### Tugas Latihan
**a)** Salin dengan tepat bagian artikel tentang startup unicorn, dimulai dari "Tips Pemerintah Supaya" dan berakhir pada "mereka menjadi Unicorn.".
**b)** Sebutkan semua startup Indonesia berstatus unicorn yang tercantum dalam artikel tentang startup unicorn.
**c)** Lanjutkan penulisan artikel tentang startup unicorn mulai setelah kalimat terakhirnya.

### Petikan Teks
++++

Find Us On Social Media :

Tips Pemerintah Supaya Startup di Indonesia Bisa Berstatus Unicorn

By Adam Rizal, Minggu, 10 Maret 2019 | 18:00 WIB

Bos Startup Teknologi asal Indonesia

Hampir setiap startup yang baru tumbuh dan berkembang di Indonesia mengharapkan untuk menyandang status unicorn. Unicorn sendiri adalah startup yang memiliki nilai valuasi di atas satu miliar dolar AS.

Saat ini Indonesia memiliki empat startup yang berstatus Unicorn yaitu BukaLapak, Tokopedia, GO-JEK dan Traveloka.

Pemerintah sebagai regulator pun terus mendukung dan menggenjot para startup yang ada untuk bisa meningkatkan level mereka menjadi Unicorn.

++++

(Catatan data)
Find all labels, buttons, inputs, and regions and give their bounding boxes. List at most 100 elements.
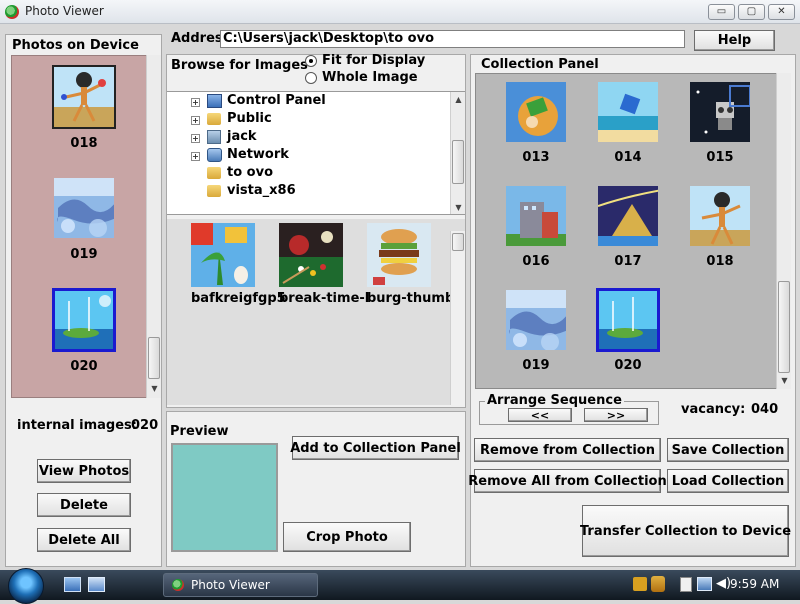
tree-item-control-panel[interactable]: + Control Panel (167, 93, 449, 111)
radio-label: Whole Image (322, 70, 418, 85)
folder-tree[interactable]: + Control Panel + Public + jack + Networ… (167, 91, 465, 215)
view-photos-button[interactable]: View Photos (37, 459, 131, 483)
file-thumb-bafkreigfgp5[interactable] (191, 223, 255, 287)
expand-icon[interactable]: + (191, 116, 200, 125)
expand-icon[interactable]: + (191, 134, 200, 143)
start-button[interactable] (8, 568, 44, 604)
scroll-down-icon[interactable]: ▼ (147, 381, 162, 396)
collection-item-017[interactable] (596, 184, 660, 248)
crop-photo-button[interactable]: Crop Photo (283, 522, 411, 552)
device-list-scrollbar[interactable]: ▼ (146, 55, 161, 398)
collection-item-label: 014 (614, 150, 642, 165)
device-photo-label: 020 (70, 359, 98, 374)
device-panel-title: Photos on Device (12, 38, 139, 53)
scroll-down-icon[interactable]: ▼ (451, 200, 465, 214)
expand-icon[interactable]: + (191, 152, 200, 161)
delete-button[interactable]: Delete (37, 493, 131, 517)
image-file-list[interactable]: bafkreigfgp5 break-time-l burg-thumb.j (167, 219, 465, 405)
tree-item-vista-x86[interactable]: vista_x86 (167, 183, 449, 201)
title-bar[interactable]: Photo Viewer ▭ ▢ ✕ (0, 0, 800, 24)
collection-item-label: 019 (522, 358, 550, 373)
tree-item-network[interactable]: + Network (167, 147, 449, 165)
tree-item-public[interactable]: + Public (167, 111, 449, 129)
collection-panel-title: Collection Panel (481, 57, 599, 72)
file-list-scrollbar[interactable] (450, 231, 465, 405)
transfer-collection-button[interactable]: Transfer Collection to Device (580, 505, 791, 557)
taskbar-item-photo-viewer[interactable]: Photo Viewer (163, 573, 318, 597)
collection-scrollbar[interactable]: ▼ (776, 73, 791, 389)
landscape-thumbnail (599, 291, 657, 349)
close-button[interactable]: ✕ (768, 4, 795, 20)
collection-item-020[interactable] (596, 288, 660, 352)
show-desktop-icon[interactable] (64, 577, 81, 592)
address-label: Addres (171, 31, 223, 46)
delete-all-button[interactable]: Delete All (37, 528, 131, 552)
switch-windows-icon[interactable] (88, 577, 105, 592)
collection-item-013[interactable] (504, 80, 568, 144)
address-input[interactable]: C:\Users\jack\Desktop\to ovo (220, 30, 685, 48)
stick-figure-thumbnail (54, 67, 114, 127)
tree-scrollbar[interactable]: ▲ ▼ (450, 92, 465, 214)
tree-item-label: Network (227, 147, 289, 162)
minimize-button[interactable]: ▭ (708, 4, 735, 20)
fit-for-display-radio[interactable]: Fit for Display (305, 53, 475, 69)
scroll-thumb[interactable] (452, 233, 464, 251)
load-collection-button[interactable]: Load Collection (667, 469, 789, 493)
collection-item-015[interactable] (688, 80, 752, 144)
app-icon (5, 5, 19, 19)
network-icon[interactable] (697, 577, 712, 591)
scroll-up-icon[interactable]: ▲ (451, 92, 465, 107)
art-thumbnail (191, 223, 255, 287)
volume-icon[interactable]: ◀) (716, 576, 731, 591)
minimize-icon: ▭ (716, 6, 727, 17)
device-photo-019[interactable] (52, 176, 116, 240)
collection-panel: Collection Panel 013 014 015 016 017 018… (468, 54, 796, 567)
security-icon[interactable] (633, 577, 647, 591)
folder-icon (207, 113, 221, 125)
control-panel-icon (207, 94, 222, 108)
beach-thumbnail (598, 82, 658, 142)
file-thumb-break-time[interactable] (279, 223, 343, 287)
whole-image-radio[interactable]: Whole Image (305, 70, 475, 86)
add-to-collection-button[interactable]: Add to Collection Panel (290, 436, 461, 460)
scroll-thumb[interactable] (778, 281, 790, 373)
file-thumb-burg-thumb[interactable] (367, 223, 431, 287)
collection-item-label: 013 (522, 150, 550, 165)
device-photo-list[interactable]: 018 019 020 (11, 55, 148, 398)
remove-from-collection-button[interactable]: Remove from Collection (474, 438, 661, 462)
clock[interactable]: 9:59 AM (730, 577, 779, 591)
stick-figure-thumbnail (690, 186, 750, 246)
shield-icon[interactable] (651, 576, 665, 592)
file-label: break-time-l (279, 291, 370, 306)
space-robot-thumbnail (690, 82, 750, 142)
device-photo-018[interactable] (52, 65, 116, 129)
building-thumbnail (506, 186, 566, 246)
collection-item-label: 020 (614, 358, 642, 373)
device-photo-020[interactable] (52, 288, 116, 352)
abstract-thumbnail (506, 290, 566, 350)
device-panel: Photos on Device 018 019 020 ▼ internal … (5, 34, 162, 567)
collection-item-014[interactable] (596, 80, 660, 144)
tree-item-to-ovo[interactable]: to ovo (167, 165, 449, 183)
help-button[interactable]: Help (694, 30, 775, 51)
window-title: Photo Viewer (25, 4, 104, 18)
scroll-thumb[interactable] (452, 140, 464, 184)
battery-icon[interactable] (680, 577, 692, 592)
vacancy-label: vacancy: (681, 402, 746, 417)
maximize-button[interactable]: ▢ (738, 4, 765, 20)
remove-all-from-collection-button[interactable]: Remove All from Collection (468, 469, 667, 493)
collection-item-018[interactable] (688, 184, 752, 248)
collection-item-label: 017 (614, 254, 642, 269)
expand-icon[interactable]: + (191, 98, 200, 107)
maximize-icon: ▢ (746, 6, 757, 17)
move-later-button[interactable]: >> (584, 408, 648, 422)
move-earlier-button[interactable]: << (508, 408, 572, 422)
tree-item-jack[interactable]: + jack (167, 129, 449, 147)
save-collection-button[interactable]: Save Collection (667, 438, 789, 462)
collection-item-019[interactable] (504, 288, 568, 352)
collection-grid[interactable]: 013 014 015 016 017 018 019 020 (475, 73, 778, 389)
scroll-down-icon[interactable]: ▼ (777, 373, 792, 388)
collection-item-016[interactable] (504, 184, 568, 248)
tree-item-label: Control Panel (227, 93, 326, 108)
scroll-thumb[interactable] (148, 337, 160, 379)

++++

### Hasil Latihan
**a)**
Tips Pemerintah Supaya Startup di Indonesia Bisa Berstatus Unicorn

By Adam Rizal, Minggu, 10 Maret 2019 | 18:00 WIB

Bos Startup Teknologi asal Indonesia

Hampir setiap startup yang baru tumbuh dan berkembang di Indonesia mengharapkan untuk menyandang status unicorn. Unicorn sendiri adalah startup yang memiliki nilai valuasi di atas satu miliar dolar AS.

Saat ini Indonesia memiliki empat startup yang berstatus Unicorn yaitu BukaLapak, Tokopedia, GO-JEK dan Traveloka.

Pemerintah sebagai regulator pun terus mendukung dan menggenjot para startup yang ada untuk bisa meningkatkan level mereka menjadi Unicorn.

**b)** BukaLapak, Tokopedia, GO-JEK, Traveloka

**c)**
Menteri Komunikasi dan Informatika (Menkominfo) Rudiantara mengatakan salah kunci startup untuk menjadi unicorn adalah memiliki traksi (daya tarik). Daya tarik merupakan faktor utama bagi para perusahaan rintisan (startup) untuk segera naik kelas ke unicorn.

"Traksi bisa tercermin dari jumlah pengguna hingga pendapatan. Model bisnis startup itu bisa kita lihat dari traction, seberapa besar dan seberapa cepat dia merambah pasar. Jadi rambah pasar sebanyak-banyaknya itu kenapa ada unicorn Indonesia," ujar Rudiantara dalam acara talkshow #Kopitalkindonesia.

Kedua, perusahaan startup itu juga harus segera melakukan ekspansi di pasar Asia Tenggara untuk bisa merambah pasar dengan cepat.

"Membuka akses pasarnya di luar negeri di Asean itu untuk merambah pasar sebetulnya," kata Rudiantara.

Rudiantara mengatakan perusahaan startup juga harus memiliki pola pikir untuk menyelesaikan masalah yang ada di masyarakat. Misal, GO-JEK yang memberikan solusi praktis bagi masyarakat.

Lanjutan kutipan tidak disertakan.